### Data shown

··········

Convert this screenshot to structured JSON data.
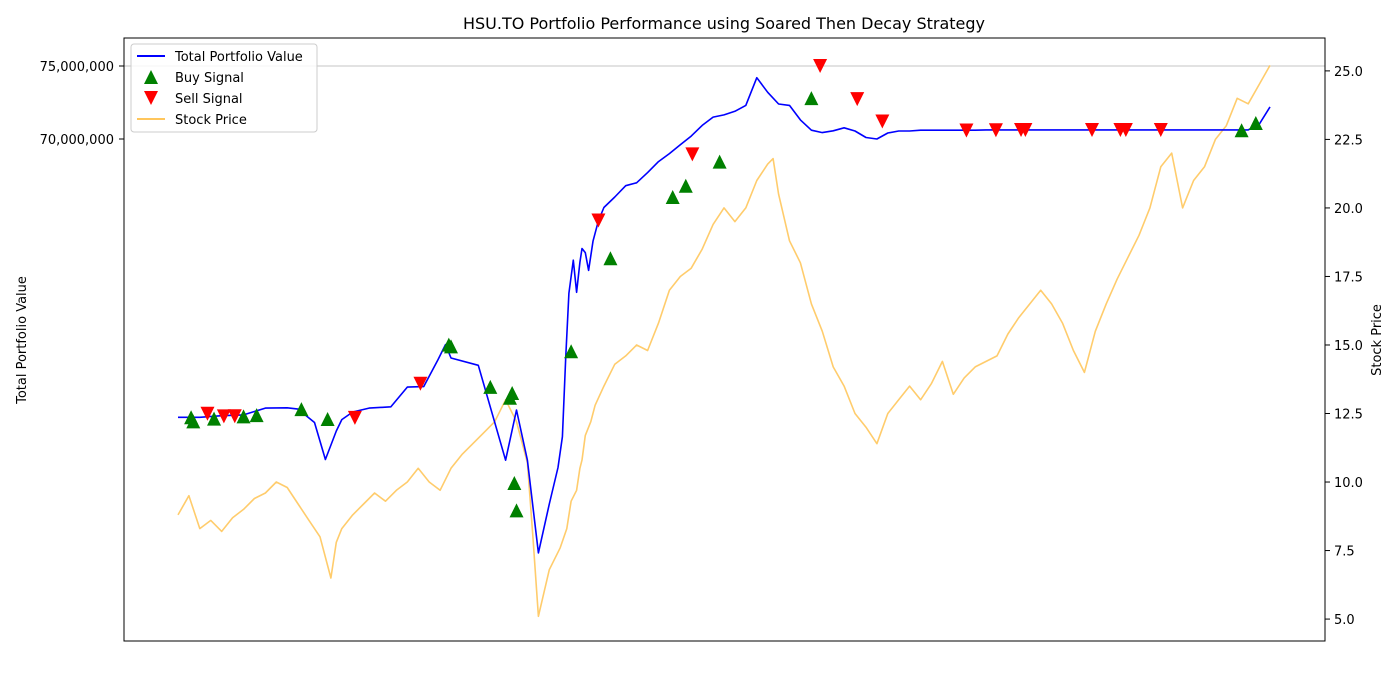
{
  "chart_data": {
    "type": "line",
    "title": "HSU.TO Portfolio Performance using Soared Then Decay Strategy",
    "xlabel": "",
    "ylabel_left": "Total Portfolio Value",
    "ylabel_right": "Stock Price",
    "x_ticks_visible": false,
    "grid": {
      "horizontal_at": 75000000
    },
    "legend_position": "upper-left",
    "left_axis": {
      "ticks": [
        70000000,
        75000000
      ],
      "tick_labels": [
        "70,000,000",
        "75,000,000"
      ]
    },
    "right_axis": {
      "ylim": [
        4.2,
        26.2
      ],
      "ticks": [
        5.0,
        7.5,
        10.0,
        12.5,
        15.0,
        17.5,
        20.0,
        22.5,
        25.0
      ],
      "tick_labels": [
        "5.0",
        "7.5",
        "10.0",
        "12.5",
        "15.0",
        "17.5",
        "20.0",
        "22.5",
        "25.0"
      ]
    },
    "x_range": [
      0,
      1000
    ],
    "series": [
      {
        "name": "Total Portfolio Value",
        "axis": "left",
        "color": "#0000ff",
        "x": [
          0,
          20,
          40,
          60,
          80,
          100,
          110,
          125,
          135,
          145,
          150,
          160,
          175,
          195,
          210,
          225,
          238,
          245,
          250,
          275,
          300,
          310,
          320,
          330,
          340,
          348,
          352,
          355,
          358,
          362,
          365,
          368,
          370,
          373,
          376,
          380,
          385,
          390,
          400,
          410,
          420,
          430,
          440,
          450,
          460,
          470,
          480,
          490,
          500,
          510,
          520,
          530,
          540,
          550,
          560,
          570,
          580,
          590,
          600,
          610,
          620,
          630,
          640,
          650,
          660,
          670,
          680,
          690,
          700,
          710,
          720,
          730,
          740,
          750,
          760,
          770,
          780,
          800,
          820,
          840,
          860,
          880,
          900,
          920,
          940,
          960,
          980,
          990,
          1000
        ],
        "y": [
          50940000,
          50940000,
          51050000,
          51100000,
          51570000,
          51590000,
          51500000,
          50580000,
          48050000,
          50000000,
          50780000,
          51300000,
          51570000,
          51660000,
          53010000,
          53040000,
          54870000,
          55920000,
          55000000,
          54500000,
          48000000,
          51440000,
          48000000,
          41650000,
          45000000,
          47500000,
          49600000,
          55000000,
          59430000,
          61700000,
          59500000,
          61550000,
          62500000,
          62220000,
          61000000,
          63000000,
          64400000,
          65310000,
          66030000,
          66800000,
          67000000,
          67700000,
          68450000,
          69000000,
          69600000,
          70200000,
          70930000,
          71500000,
          71650000,
          71900000,
          72300000,
          74200000,
          73200000,
          72400000,
          72300000,
          71310000,
          70600000,
          70440000,
          70560000,
          70770000,
          70550000,
          70100000,
          70000000,
          70410000,
          70550000,
          70550000,
          70600000,
          70600000,
          70600000,
          70600000,
          70600000,
          70600000,
          70620000,
          70620000,
          70620000,
          70620000,
          70620000,
          70620000,
          70620000,
          70620000,
          70620000,
          70620000,
          70620000,
          70620000,
          70620000,
          70620000,
          70620000,
          71000000,
          72200000
        ]
      },
      {
        "name": "Stock Price",
        "axis": "right",
        "color": "#ffc65c",
        "x": [
          0,
          10,
          20,
          30,
          40,
          50,
          60,
          70,
          80,
          90,
          100,
          110,
          120,
          130,
          140,
          145,
          150,
          160,
          170,
          180,
          190,
          200,
          210,
          220,
          230,
          240,
          250,
          260,
          270,
          280,
          290,
          300,
          310,
          320,
          325,
          330,
          340,
          350,
          356,
          360,
          365,
          368,
          370,
          373,
          378,
          382,
          390,
          400,
          410,
          420,
          430,
          440,
          450,
          460,
          470,
          480,
          490,
          500,
          510,
          520,
          530,
          540,
          545,
          550,
          560,
          570,
          580,
          590,
          600,
          610,
          620,
          630,
          640,
          650,
          660,
          670,
          680,
          690,
          700,
          710,
          720,
          730,
          740,
          750,
          760,
          770,
          780,
          790,
          800,
          810,
          820,
          830,
          840,
          850,
          860,
          870,
          880,
          890,
          900,
          910,
          920,
          930,
          940,
          950,
          960,
          970,
          980,
          990,
          1000
        ],
        "y": [
          8.8,
          9.5,
          8.3,
          8.6,
          8.2,
          8.7,
          9.0,
          9.4,
          9.6,
          10.0,
          9.8,
          9.2,
          8.6,
          8.0,
          6.5,
          7.8,
          8.3,
          8.8,
          9.2,
          9.6,
          9.3,
          9.7,
          10.0,
          10.5,
          10.0,
          9.7,
          10.5,
          11.0,
          11.4,
          11.8,
          12.2,
          13.0,
          12.2,
          10.7,
          8.0,
          5.1,
          6.8,
          7.6,
          8.3,
          9.3,
          9.7,
          10.5,
          10.8,
          11.7,
          12.2,
          12.8,
          13.5,
          14.3,
          14.6,
          15.0,
          14.8,
          15.8,
          17.0,
          17.5,
          17.8,
          18.5,
          19.4,
          20.0,
          19.5,
          20.0,
          21.0,
          21.6,
          21.8,
          20.5,
          18.8,
          18.0,
          16.5,
          15.5,
          14.2,
          13.5,
          12.5,
          12.0,
          11.4,
          12.5,
          13.0,
          13.5,
          13.0,
          13.6,
          14.4,
          13.2,
          13.8,
          14.2,
          14.4,
          14.6,
          15.4,
          16.0,
          16.5,
          17.0,
          16.5,
          15.8,
          14.8,
          14.0,
          15.5,
          16.5,
          17.4,
          18.2,
          19.0,
          20.0,
          21.5,
          22.0,
          20.0,
          21.0,
          21.5,
          22.5,
          23.0,
          24.0,
          23.8,
          24.5,
          25.2
        ]
      }
    ],
    "buy_signals": {
      "name": "Buy Signal",
      "color": "#008000",
      "x": [
        12,
        14,
        33,
        60,
        72,
        113,
        137,
        248,
        250,
        286,
        304,
        306,
        308,
        310,
        360,
        396,
        453,
        465,
        496,
        580,
        974,
        987
      ],
      "y": [
        50940000,
        50660000,
        50850000,
        51000000,
        51090000,
        51500000,
        50820000,
        55920000,
        55800000,
        53020000,
        52280000,
        52600000,
        46440000,
        44560000,
        55460000,
        61830000,
        66030000,
        66800000,
        68450000,
        72800000,
        70600000,
        71100000
      ]
    },
    "sell_signals": {
      "name": "Sell Signal",
      "color": "#ff0000",
      "x": [
        27,
        42,
        52,
        162,
        222,
        385,
        471,
        588,
        622,
        645,
        722,
        749,
        772,
        776,
        837,
        863,
        868,
        900
      ],
      "y": [
        51180000,
        51000000,
        51010000,
        50900000,
        53240000,
        64420000,
        68950000,
        75000000,
        72730000,
        71200000,
        70580000,
        70600000,
        70620000,
        70620000,
        70620000,
        70620000,
        70620000,
        70620000
      ]
    }
  }
}
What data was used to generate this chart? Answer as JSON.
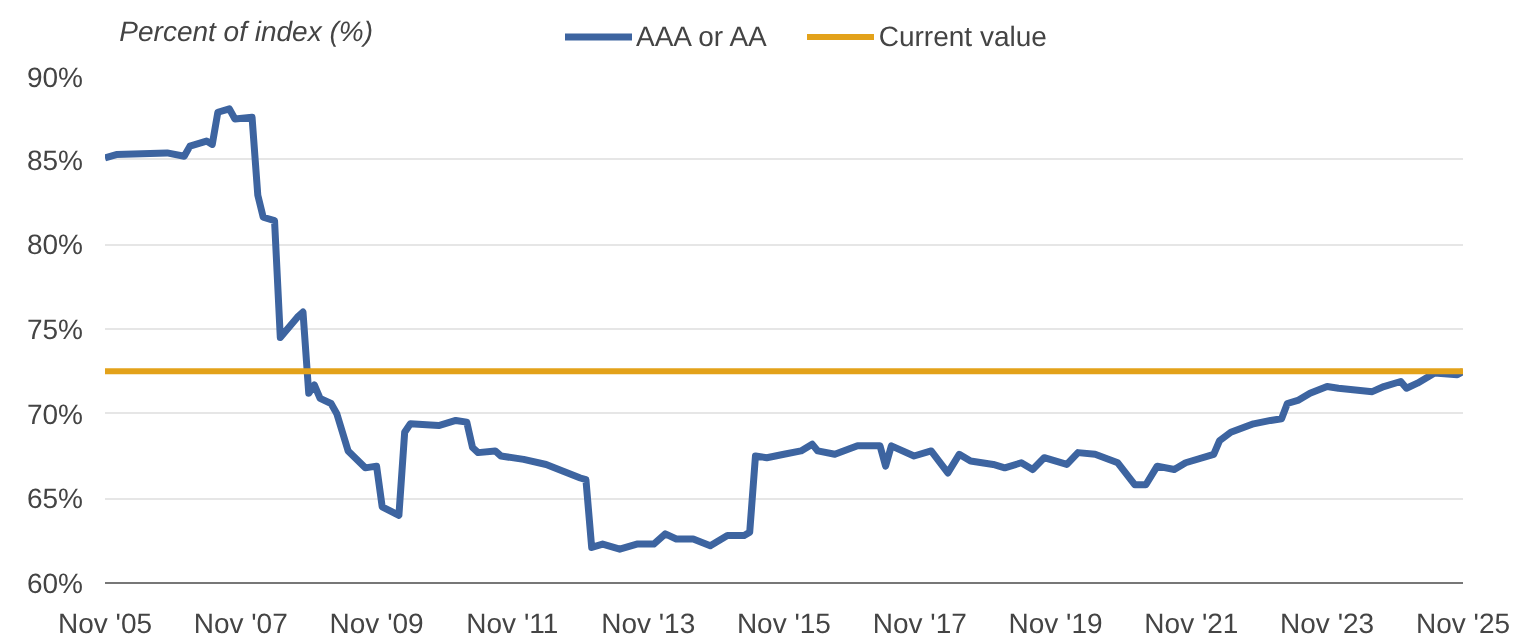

··········

### Written request
Which lines contain the word "name"? Return each of them.

### Worked solution
        "name": "Total Portfolio Value",
        "name": "Stock Price",
      "name": "Buy Signal",
      "name": "Sell Signal",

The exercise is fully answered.